> **Job**
Copy all lines of the listing that include the string "unit".

* start Information given *

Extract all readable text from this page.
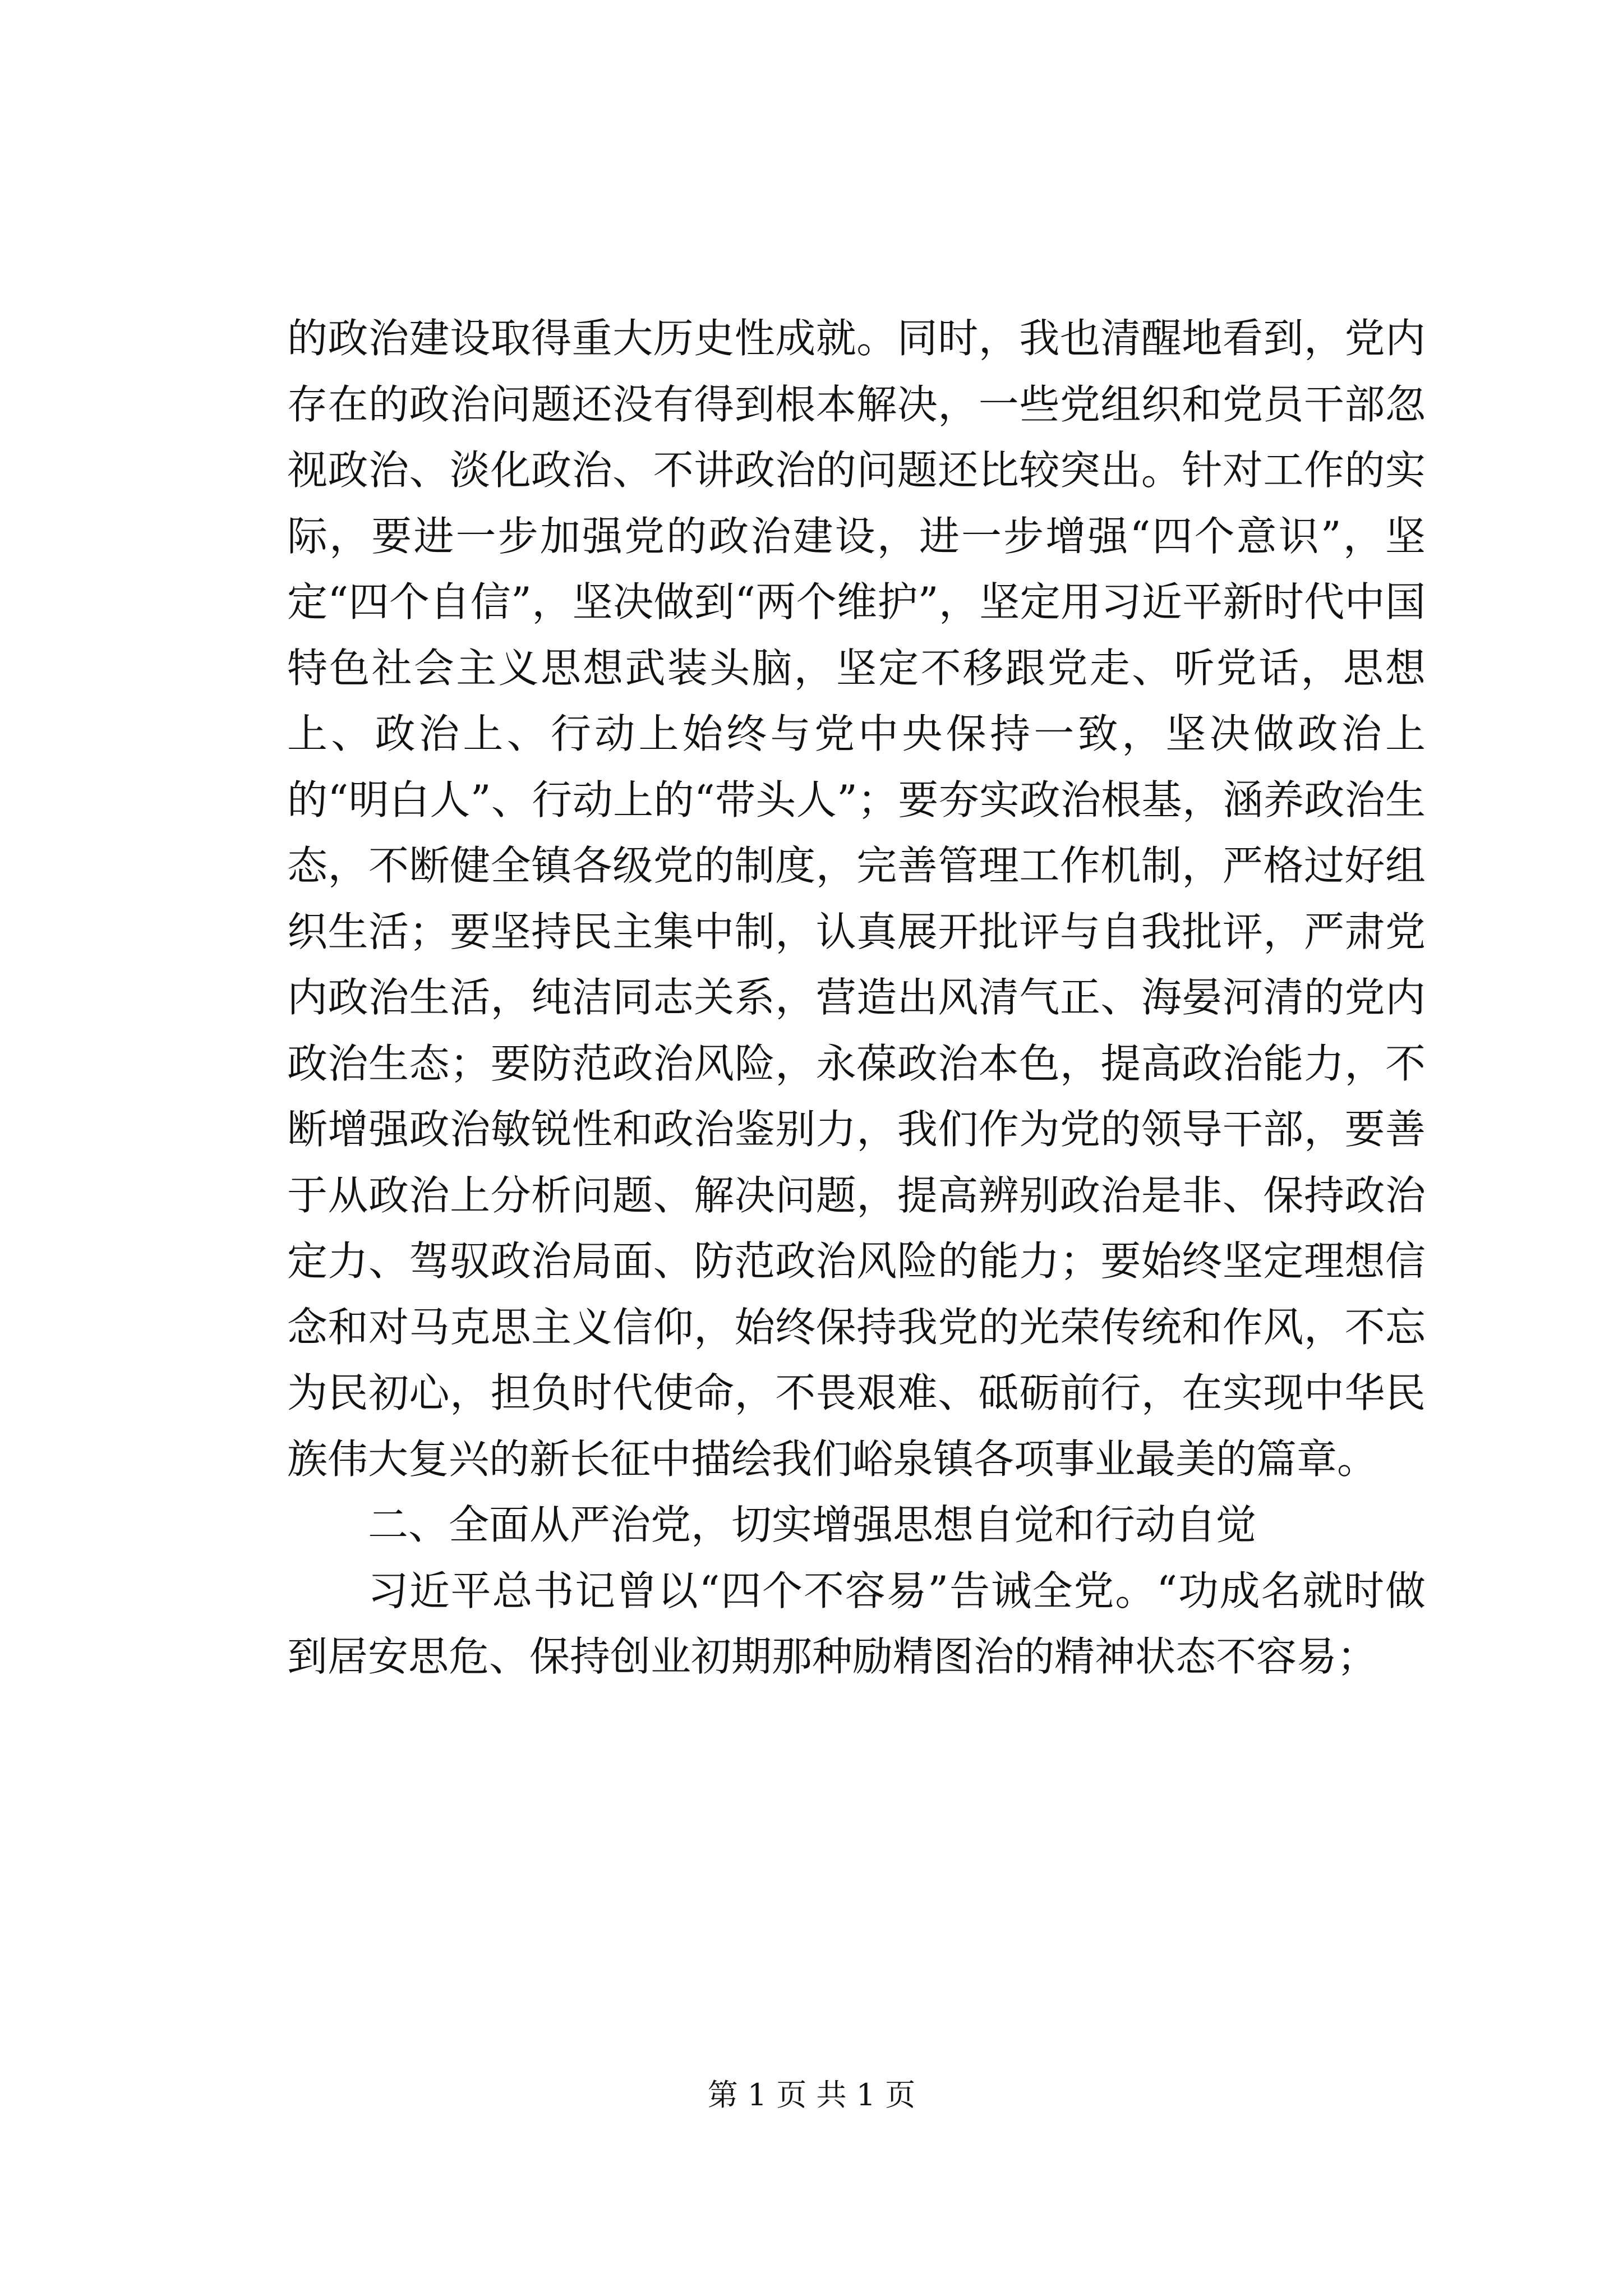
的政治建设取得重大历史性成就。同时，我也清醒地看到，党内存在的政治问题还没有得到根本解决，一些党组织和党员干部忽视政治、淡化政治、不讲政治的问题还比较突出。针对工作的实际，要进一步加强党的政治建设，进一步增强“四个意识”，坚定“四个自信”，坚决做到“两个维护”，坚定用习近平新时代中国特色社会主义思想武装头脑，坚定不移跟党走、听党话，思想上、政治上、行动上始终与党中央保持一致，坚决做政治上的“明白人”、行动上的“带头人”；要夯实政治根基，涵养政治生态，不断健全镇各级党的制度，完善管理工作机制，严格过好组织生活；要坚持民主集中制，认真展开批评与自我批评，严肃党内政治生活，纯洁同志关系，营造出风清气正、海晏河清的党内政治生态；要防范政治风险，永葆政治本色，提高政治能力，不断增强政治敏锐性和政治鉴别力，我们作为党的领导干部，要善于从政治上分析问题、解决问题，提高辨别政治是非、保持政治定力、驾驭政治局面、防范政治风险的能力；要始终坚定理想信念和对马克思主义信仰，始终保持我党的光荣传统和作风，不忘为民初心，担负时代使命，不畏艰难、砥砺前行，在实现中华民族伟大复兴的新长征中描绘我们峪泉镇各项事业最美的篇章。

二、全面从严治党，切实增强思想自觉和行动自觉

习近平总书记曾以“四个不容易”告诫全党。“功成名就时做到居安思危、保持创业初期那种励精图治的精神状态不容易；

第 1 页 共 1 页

* end Information given *
* start Information given *

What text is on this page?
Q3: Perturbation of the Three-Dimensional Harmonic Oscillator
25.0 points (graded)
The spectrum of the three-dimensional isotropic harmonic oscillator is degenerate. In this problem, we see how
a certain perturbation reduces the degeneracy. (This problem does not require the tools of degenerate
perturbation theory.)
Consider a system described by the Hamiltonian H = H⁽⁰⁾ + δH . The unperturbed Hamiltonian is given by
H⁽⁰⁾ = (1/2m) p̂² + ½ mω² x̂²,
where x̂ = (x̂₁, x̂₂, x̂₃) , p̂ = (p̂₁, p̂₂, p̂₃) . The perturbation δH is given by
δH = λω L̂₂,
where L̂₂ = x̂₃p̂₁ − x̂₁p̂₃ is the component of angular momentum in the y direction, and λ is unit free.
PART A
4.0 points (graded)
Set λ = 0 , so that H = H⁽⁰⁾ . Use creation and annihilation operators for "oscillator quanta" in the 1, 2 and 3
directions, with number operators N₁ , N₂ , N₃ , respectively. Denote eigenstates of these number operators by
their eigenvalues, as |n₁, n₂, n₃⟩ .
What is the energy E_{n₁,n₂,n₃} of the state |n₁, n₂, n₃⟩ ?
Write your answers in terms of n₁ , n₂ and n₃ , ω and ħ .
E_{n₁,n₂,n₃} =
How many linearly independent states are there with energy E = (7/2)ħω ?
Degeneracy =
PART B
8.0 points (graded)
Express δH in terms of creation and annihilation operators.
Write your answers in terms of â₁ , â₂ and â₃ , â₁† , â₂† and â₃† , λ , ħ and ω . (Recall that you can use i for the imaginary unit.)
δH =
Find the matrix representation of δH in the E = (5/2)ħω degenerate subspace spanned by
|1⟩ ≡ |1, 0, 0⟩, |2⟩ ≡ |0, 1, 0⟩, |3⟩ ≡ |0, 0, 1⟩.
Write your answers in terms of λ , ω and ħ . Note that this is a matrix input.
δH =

* end Information given *

> **Expected answer**
where L̂₂ = x̂₃p̂₁ − x̂₁p̂₃ is the component of angular momentum in the y direction, and λ is unit free.
Write your answers in terms of â₁ , â₂ and â₃ , â₁† , â₂† and â₃† , λ , ħ and ω . (Recall that you can use i for the imaginary unit.)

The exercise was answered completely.